▸ **Text shown**
╔══

Third, we can sign up for, and use, del.ico.us to categorize a whole mess of links under catosphere.
Fourth, along the same lines, we can categorize all Cato or Cato-related links on our blogs under "Catosphere", using Technorati tags; for example:
The following code generates the above link:
<a href="http://technorati.com/tag/catosphere" rel="tag">Catosphere</a>
The rel="tag" part indicates that this link is a tag, and the href="http://technorati.com/tag/catosphere" part indicates that we're using the Technorati tag namespace with the tag name "catosphere".
Here's a few more random, non-tagged links (I'd do more, but I don't want to trip Google's spam detection):
[ Catosphere Catosphere Catosphere Catosphere ]
Lastly, we should point out that the proprietor of Catosphere.com is guilty of employing a link farmer, i.e. "search engine optimization" service, as this screen cap demonstrates. Normal web pages simply do not generate links like that. Well, Google hates automated link farming with a passion --- they view it as a form of spam, which it is --- so if anybody at Google is out there reading...
(As far as this post goes, I plead innocent of link farming, as I am creating a collection of links that add informative value to the Internet's link graph, as opposed to just promoting an individual entity.)
Expect to see a relatively large number of Cato-related posts in the next month.
Moral of Today's Story: unless you've got mountains of money to burn on lawyers, playing the whuffie economy will serve you better than cracking the whip of IP law.

╚══

▸ **Box coordinate listings**
╔══

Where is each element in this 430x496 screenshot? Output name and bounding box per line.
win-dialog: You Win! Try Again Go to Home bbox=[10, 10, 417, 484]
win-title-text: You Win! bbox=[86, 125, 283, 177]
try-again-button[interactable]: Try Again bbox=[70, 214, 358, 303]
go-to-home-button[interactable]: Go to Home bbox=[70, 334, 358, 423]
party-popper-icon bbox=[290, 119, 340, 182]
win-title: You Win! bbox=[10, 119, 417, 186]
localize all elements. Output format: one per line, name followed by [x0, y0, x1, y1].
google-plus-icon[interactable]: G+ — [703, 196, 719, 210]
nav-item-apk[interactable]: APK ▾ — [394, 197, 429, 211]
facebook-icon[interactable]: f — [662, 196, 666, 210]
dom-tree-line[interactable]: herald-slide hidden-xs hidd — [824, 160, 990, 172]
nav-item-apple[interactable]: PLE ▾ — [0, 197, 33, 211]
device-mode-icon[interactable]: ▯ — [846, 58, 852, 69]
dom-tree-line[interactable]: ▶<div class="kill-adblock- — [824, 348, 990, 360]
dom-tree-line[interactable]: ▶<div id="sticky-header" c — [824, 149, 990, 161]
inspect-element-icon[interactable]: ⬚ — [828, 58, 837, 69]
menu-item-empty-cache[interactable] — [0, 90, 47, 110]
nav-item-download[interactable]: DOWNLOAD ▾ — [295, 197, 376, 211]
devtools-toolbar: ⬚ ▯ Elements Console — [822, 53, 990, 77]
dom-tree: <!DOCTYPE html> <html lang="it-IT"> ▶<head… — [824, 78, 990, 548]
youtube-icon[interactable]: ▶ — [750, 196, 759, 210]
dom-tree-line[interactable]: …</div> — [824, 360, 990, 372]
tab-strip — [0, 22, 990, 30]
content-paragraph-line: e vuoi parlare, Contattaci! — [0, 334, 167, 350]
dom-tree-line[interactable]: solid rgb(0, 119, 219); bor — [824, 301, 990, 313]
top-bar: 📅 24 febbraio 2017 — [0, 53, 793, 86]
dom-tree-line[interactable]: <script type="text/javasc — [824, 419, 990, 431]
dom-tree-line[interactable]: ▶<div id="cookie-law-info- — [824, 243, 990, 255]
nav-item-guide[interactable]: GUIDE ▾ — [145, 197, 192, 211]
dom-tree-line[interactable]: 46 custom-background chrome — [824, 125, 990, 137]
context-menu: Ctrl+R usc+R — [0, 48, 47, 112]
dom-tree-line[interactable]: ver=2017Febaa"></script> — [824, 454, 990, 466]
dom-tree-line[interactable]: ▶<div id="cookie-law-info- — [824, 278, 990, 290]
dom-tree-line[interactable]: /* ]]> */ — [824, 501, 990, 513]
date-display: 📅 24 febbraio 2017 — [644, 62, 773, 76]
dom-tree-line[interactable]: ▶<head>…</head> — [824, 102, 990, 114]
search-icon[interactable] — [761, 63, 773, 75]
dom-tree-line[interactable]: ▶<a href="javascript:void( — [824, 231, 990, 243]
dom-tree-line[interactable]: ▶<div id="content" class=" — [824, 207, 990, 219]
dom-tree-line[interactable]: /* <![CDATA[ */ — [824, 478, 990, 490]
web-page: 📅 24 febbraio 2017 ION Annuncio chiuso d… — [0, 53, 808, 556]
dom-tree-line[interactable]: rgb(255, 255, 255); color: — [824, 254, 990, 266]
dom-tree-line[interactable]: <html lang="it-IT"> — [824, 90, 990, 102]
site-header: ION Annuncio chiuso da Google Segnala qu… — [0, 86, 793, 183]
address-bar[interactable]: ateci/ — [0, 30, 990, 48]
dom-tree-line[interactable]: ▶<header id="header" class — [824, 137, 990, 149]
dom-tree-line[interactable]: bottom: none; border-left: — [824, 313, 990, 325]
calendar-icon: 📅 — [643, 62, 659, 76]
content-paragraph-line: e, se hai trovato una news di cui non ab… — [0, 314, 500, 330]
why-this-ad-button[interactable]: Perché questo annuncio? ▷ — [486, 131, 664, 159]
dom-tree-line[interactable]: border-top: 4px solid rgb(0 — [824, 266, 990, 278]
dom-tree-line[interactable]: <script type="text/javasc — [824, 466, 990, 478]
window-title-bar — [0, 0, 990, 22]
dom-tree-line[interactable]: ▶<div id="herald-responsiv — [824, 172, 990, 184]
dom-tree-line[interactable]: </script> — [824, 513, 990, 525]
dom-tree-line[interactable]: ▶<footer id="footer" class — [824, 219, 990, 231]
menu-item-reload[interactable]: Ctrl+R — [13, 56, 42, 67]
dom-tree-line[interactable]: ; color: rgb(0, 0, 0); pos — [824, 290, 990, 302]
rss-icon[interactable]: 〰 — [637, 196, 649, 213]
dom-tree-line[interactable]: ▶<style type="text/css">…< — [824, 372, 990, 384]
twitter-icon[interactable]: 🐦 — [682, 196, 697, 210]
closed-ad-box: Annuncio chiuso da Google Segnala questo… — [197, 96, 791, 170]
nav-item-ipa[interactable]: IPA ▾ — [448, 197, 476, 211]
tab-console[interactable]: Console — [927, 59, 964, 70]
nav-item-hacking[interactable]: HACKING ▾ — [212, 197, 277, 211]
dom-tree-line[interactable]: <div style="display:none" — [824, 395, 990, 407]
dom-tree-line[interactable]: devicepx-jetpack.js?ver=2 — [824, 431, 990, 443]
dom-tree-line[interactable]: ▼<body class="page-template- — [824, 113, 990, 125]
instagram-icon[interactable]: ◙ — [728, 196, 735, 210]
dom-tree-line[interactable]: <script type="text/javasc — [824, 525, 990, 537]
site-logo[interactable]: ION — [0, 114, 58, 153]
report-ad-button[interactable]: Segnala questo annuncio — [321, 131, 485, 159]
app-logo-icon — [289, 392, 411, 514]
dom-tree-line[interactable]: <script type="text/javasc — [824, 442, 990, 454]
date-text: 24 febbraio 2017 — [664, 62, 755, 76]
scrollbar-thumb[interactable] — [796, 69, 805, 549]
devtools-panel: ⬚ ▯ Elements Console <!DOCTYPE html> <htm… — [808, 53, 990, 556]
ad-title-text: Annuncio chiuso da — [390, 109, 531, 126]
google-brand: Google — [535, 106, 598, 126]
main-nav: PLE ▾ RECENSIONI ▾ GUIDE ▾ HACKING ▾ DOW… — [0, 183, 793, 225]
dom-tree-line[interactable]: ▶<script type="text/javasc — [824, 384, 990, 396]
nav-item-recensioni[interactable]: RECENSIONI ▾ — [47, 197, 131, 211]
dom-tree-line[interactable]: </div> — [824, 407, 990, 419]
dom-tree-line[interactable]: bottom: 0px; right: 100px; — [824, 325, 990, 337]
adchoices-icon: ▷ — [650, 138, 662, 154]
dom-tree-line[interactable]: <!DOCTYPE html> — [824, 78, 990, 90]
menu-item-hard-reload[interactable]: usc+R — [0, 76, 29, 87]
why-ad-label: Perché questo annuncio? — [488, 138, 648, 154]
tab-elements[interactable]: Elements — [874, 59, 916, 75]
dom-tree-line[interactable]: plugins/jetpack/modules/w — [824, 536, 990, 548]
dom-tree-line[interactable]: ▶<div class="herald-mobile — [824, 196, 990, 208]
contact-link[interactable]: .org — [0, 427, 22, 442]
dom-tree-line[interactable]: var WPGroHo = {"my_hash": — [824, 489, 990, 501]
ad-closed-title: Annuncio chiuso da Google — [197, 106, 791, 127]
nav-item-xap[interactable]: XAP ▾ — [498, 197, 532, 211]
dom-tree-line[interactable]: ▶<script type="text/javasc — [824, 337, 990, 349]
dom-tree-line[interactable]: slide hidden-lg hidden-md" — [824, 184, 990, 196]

╚══

▸ **Given exercise 1**
Reproduce the passage of the Catosphere post that starts with "(As far as this" and goes on through "whip of IP law.".
▸ **Given exercise 2**
Name every website or web company mentioned in the Catosphere post.
The records have no connection to the text.

▸ **Written response 1**
(As far as this post goes, I plead innocent of link farming, as I am creating a collection of links that add informative value to the Internet's link graph, as opposed to just promoting an individual entity.)
Expect to see a relatively large number of Cato-related posts in the next month.
Moral of Today's Story: unless you've got mountains of money to burn on lawyers, playing the whuffie economy will serve you better than cracking the whip of IP law.

▸ **Written response 2**
del.ico.us, Technorati, Google, Catosphere.com